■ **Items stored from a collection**
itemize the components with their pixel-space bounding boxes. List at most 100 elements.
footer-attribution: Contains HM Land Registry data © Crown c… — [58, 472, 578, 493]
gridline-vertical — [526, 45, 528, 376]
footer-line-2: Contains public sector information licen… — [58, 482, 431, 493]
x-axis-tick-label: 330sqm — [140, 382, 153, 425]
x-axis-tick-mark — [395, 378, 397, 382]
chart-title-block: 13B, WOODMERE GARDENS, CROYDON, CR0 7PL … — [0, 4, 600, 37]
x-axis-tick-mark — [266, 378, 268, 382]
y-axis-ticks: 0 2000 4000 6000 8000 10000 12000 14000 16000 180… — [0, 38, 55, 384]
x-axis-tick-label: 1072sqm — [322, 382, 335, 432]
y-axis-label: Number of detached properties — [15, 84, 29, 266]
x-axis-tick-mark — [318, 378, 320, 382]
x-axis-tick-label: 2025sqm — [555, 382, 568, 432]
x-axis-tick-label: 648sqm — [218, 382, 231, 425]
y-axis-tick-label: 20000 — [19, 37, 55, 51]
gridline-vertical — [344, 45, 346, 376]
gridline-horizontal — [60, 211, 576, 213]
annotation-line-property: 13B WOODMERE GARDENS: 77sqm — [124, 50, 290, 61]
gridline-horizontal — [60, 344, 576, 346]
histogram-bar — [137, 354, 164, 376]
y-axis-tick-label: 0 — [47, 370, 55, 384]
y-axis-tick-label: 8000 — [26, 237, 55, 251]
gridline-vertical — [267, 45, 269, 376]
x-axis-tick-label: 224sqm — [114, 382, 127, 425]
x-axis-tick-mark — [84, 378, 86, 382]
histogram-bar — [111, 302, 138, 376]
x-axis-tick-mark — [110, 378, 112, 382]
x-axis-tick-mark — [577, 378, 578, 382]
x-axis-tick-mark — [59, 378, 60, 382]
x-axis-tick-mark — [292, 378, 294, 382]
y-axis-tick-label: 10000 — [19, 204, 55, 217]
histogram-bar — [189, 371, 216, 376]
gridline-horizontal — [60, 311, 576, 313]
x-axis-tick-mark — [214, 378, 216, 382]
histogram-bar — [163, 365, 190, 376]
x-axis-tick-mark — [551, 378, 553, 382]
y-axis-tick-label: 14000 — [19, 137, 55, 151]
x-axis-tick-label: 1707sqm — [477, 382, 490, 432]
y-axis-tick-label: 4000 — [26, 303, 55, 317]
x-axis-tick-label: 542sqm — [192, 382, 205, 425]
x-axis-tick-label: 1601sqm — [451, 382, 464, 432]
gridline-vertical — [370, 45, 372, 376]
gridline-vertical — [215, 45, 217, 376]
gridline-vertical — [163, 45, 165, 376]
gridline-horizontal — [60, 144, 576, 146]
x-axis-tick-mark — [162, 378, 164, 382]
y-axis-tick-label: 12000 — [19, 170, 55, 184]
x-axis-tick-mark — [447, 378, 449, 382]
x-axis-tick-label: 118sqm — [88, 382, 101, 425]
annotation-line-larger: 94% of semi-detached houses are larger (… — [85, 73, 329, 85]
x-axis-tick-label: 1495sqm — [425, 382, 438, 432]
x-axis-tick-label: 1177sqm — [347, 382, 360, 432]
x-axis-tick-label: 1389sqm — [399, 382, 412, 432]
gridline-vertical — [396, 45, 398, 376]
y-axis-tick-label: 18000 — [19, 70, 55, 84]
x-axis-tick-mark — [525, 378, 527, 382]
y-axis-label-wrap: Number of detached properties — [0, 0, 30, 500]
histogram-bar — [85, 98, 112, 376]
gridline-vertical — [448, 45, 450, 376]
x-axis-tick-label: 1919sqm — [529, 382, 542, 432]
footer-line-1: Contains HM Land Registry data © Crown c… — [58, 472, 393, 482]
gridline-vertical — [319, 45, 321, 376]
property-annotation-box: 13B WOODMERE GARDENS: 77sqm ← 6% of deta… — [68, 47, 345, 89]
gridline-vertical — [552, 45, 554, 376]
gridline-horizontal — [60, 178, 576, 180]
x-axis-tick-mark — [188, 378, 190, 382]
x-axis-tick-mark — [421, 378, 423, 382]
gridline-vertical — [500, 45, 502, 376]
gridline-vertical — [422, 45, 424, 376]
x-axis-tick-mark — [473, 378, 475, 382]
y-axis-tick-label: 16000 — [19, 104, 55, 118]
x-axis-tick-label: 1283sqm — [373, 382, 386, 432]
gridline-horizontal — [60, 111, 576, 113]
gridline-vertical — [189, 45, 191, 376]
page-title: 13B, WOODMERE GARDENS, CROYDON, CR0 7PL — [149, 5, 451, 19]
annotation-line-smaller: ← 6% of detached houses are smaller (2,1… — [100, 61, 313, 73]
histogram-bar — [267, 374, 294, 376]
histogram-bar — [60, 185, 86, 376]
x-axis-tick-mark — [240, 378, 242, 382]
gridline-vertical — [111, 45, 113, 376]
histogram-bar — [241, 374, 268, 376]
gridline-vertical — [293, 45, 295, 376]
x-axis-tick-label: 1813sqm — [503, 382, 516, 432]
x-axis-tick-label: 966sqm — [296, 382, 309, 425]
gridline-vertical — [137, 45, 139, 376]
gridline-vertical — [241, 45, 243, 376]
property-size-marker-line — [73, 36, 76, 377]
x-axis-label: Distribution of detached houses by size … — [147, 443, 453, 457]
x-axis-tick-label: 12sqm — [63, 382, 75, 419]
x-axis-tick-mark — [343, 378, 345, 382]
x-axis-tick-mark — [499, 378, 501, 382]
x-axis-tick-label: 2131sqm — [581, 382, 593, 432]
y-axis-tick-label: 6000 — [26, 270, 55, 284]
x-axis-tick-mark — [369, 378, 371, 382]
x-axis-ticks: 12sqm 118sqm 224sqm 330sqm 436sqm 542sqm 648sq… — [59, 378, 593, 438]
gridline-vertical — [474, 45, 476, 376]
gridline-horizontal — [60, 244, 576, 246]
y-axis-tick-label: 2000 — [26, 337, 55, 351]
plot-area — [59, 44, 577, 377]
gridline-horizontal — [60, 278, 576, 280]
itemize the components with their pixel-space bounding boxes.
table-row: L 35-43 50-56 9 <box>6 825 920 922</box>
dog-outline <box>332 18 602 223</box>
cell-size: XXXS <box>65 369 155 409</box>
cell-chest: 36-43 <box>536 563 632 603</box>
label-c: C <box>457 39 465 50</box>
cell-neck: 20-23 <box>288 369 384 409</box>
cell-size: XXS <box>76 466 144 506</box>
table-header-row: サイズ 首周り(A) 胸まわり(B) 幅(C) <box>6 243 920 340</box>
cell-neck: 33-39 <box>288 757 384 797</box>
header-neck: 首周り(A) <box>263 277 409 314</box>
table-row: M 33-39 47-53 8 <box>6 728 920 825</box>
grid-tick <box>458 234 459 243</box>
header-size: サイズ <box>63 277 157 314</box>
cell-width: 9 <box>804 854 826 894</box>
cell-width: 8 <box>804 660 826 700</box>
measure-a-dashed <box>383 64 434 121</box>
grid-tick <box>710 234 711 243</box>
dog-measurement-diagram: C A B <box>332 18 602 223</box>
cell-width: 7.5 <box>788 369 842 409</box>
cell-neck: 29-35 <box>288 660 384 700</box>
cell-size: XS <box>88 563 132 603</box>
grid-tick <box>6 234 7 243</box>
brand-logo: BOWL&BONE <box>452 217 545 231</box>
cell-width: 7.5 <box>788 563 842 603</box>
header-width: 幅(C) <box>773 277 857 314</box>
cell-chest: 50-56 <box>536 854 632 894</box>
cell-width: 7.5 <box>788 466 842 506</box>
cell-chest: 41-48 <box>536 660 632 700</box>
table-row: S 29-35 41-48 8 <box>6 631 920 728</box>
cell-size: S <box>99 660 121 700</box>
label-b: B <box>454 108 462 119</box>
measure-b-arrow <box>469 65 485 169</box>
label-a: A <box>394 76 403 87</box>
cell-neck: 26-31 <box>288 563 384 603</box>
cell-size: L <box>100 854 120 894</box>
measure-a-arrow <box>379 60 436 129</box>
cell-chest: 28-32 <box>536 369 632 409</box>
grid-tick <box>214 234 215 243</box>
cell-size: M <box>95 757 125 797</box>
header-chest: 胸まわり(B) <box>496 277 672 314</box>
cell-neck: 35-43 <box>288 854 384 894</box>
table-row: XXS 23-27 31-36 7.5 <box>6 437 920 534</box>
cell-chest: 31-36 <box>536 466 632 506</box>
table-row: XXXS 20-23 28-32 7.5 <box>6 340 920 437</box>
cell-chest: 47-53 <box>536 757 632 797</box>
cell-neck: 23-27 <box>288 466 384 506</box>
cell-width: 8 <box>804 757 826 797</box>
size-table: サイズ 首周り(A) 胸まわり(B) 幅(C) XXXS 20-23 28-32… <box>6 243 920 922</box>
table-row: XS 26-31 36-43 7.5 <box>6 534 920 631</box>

■ **TASK OBJECTIVE**
Please reproduce the lines word for word, beginning at the very start of the items and stopping after the line that contains "x-axis-tick-label: 330sqm —".

■ **ANSWER TO THIS EXERCISE**
itemize the components with their pixel-space bounding boxes. List at most 100 elements.
footer-attribution: Contains HM Land Registry data © Crown c… — [58, 472, 578, 493]
gridline-vertical — [526, 45, 528, 376]
footer-line-2: Contains public sector information licen… — [58, 482, 431, 493]
x-axis-tick-label: 330sqm — [140, 382, 153, 425]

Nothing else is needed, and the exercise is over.